-- START OF RECORDED INFORMATION --
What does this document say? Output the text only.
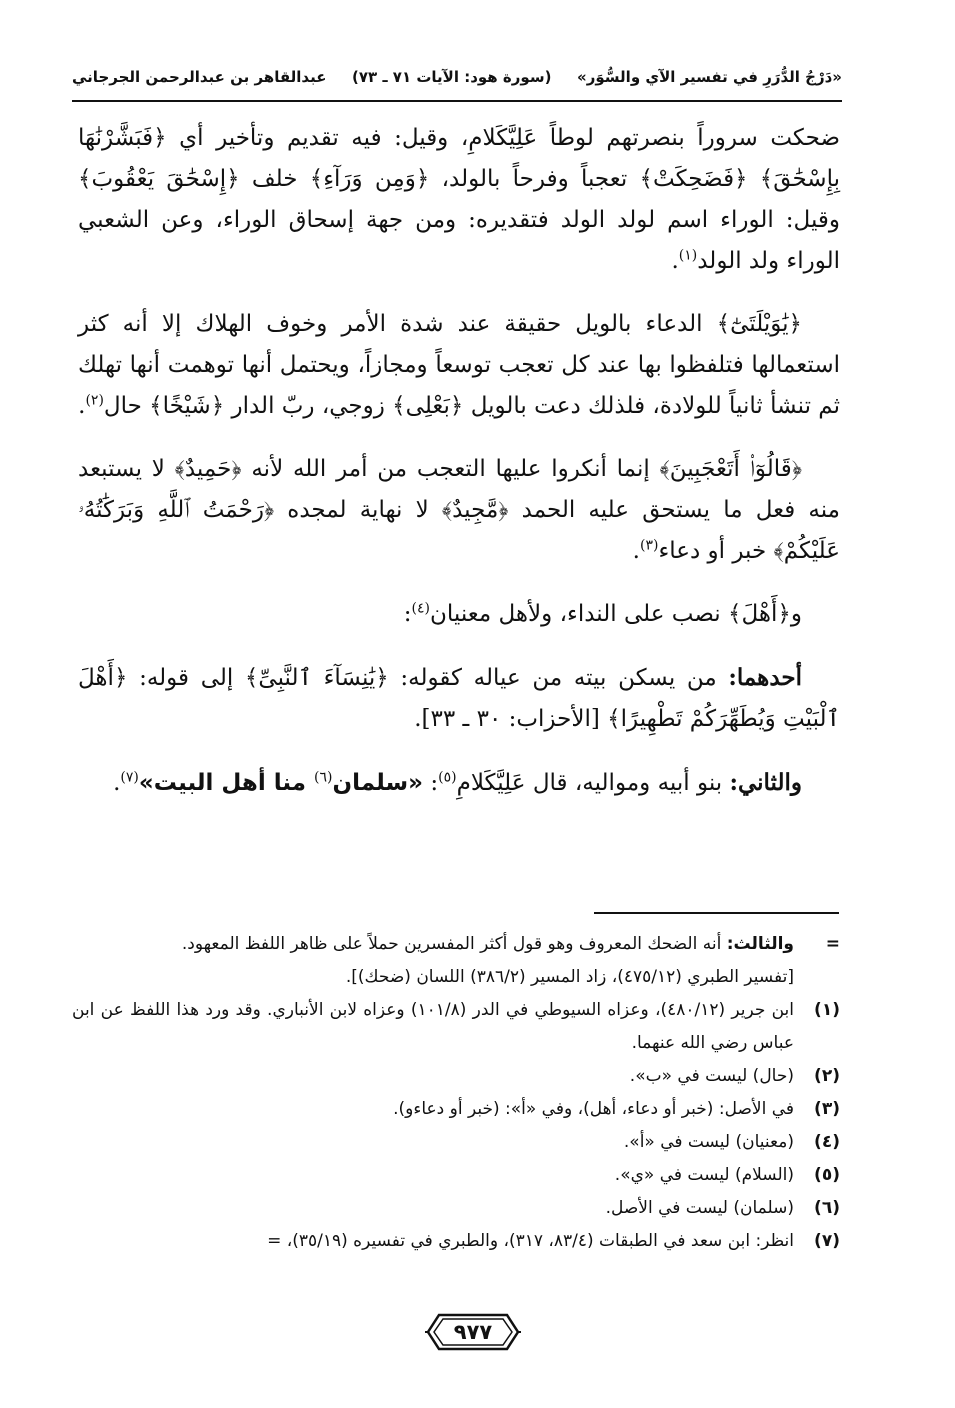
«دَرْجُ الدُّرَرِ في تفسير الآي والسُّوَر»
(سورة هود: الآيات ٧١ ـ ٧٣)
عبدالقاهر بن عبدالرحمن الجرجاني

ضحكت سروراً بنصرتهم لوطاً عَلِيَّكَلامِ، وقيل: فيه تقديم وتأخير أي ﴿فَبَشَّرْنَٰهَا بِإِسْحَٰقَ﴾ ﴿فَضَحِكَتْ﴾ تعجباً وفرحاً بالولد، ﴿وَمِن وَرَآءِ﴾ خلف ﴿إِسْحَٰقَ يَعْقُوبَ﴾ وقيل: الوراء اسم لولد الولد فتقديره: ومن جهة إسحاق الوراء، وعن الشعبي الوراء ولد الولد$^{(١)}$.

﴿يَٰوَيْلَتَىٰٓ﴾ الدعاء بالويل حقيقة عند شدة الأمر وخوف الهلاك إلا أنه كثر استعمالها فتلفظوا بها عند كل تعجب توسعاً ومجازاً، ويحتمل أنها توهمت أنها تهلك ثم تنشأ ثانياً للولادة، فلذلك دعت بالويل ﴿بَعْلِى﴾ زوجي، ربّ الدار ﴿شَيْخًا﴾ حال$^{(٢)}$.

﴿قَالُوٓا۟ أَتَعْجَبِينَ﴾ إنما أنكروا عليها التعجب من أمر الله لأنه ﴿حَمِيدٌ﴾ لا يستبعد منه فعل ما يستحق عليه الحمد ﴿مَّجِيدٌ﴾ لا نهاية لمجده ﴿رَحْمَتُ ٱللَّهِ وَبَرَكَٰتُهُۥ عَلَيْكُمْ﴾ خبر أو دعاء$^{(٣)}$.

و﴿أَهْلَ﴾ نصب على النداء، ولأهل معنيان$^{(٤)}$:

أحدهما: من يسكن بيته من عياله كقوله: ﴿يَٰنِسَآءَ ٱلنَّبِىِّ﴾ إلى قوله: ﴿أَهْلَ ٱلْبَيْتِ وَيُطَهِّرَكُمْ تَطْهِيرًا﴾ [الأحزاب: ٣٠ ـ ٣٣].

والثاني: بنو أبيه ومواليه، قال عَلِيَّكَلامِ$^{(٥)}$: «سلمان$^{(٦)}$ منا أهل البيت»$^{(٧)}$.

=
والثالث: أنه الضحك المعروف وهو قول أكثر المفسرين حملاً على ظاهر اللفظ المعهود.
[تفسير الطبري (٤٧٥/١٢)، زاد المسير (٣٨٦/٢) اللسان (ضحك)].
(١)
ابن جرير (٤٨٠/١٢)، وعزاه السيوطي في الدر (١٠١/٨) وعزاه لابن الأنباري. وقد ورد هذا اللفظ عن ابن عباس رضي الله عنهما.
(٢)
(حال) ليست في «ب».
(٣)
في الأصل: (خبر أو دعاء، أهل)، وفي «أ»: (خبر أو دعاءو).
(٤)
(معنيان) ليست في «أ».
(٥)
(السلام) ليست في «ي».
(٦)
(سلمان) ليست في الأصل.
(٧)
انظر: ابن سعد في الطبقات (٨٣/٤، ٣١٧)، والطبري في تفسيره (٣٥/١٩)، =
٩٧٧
-- END OF RECORDED INFORMATION --
-- START OF RECORDED INFORMATION --
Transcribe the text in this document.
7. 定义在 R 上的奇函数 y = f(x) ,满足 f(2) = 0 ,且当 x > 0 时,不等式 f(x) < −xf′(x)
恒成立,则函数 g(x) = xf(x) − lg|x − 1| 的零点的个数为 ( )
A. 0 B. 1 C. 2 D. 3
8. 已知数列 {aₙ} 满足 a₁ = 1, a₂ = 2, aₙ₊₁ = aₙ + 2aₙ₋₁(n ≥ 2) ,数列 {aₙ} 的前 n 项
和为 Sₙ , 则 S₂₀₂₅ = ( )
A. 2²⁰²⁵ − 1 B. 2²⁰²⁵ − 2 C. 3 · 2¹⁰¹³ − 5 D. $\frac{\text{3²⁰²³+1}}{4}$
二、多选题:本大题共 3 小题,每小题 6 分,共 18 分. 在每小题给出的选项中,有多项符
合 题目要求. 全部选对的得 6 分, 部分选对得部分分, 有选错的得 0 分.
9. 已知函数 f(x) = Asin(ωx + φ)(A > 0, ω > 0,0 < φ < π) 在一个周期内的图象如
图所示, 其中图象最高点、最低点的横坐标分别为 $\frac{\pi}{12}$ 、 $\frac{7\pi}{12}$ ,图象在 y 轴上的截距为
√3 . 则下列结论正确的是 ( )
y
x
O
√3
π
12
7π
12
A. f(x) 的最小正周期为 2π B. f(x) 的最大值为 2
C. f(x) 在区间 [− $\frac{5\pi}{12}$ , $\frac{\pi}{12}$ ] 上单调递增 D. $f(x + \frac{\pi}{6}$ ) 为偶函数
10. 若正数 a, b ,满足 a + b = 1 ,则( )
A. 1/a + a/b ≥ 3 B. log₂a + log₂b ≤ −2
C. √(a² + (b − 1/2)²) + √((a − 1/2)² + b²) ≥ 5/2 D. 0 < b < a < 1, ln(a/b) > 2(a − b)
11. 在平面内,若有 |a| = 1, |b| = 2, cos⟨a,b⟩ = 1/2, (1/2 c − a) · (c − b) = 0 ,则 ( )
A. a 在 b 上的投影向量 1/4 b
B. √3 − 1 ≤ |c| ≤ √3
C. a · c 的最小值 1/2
-- END OF RECORDED INFORMATION --
§ **WHAT YOU ARE ASKED TO DO**: Reply with only the number of lines in the material above where the string "this" appears.

§ **TASK OUTPUT**: 2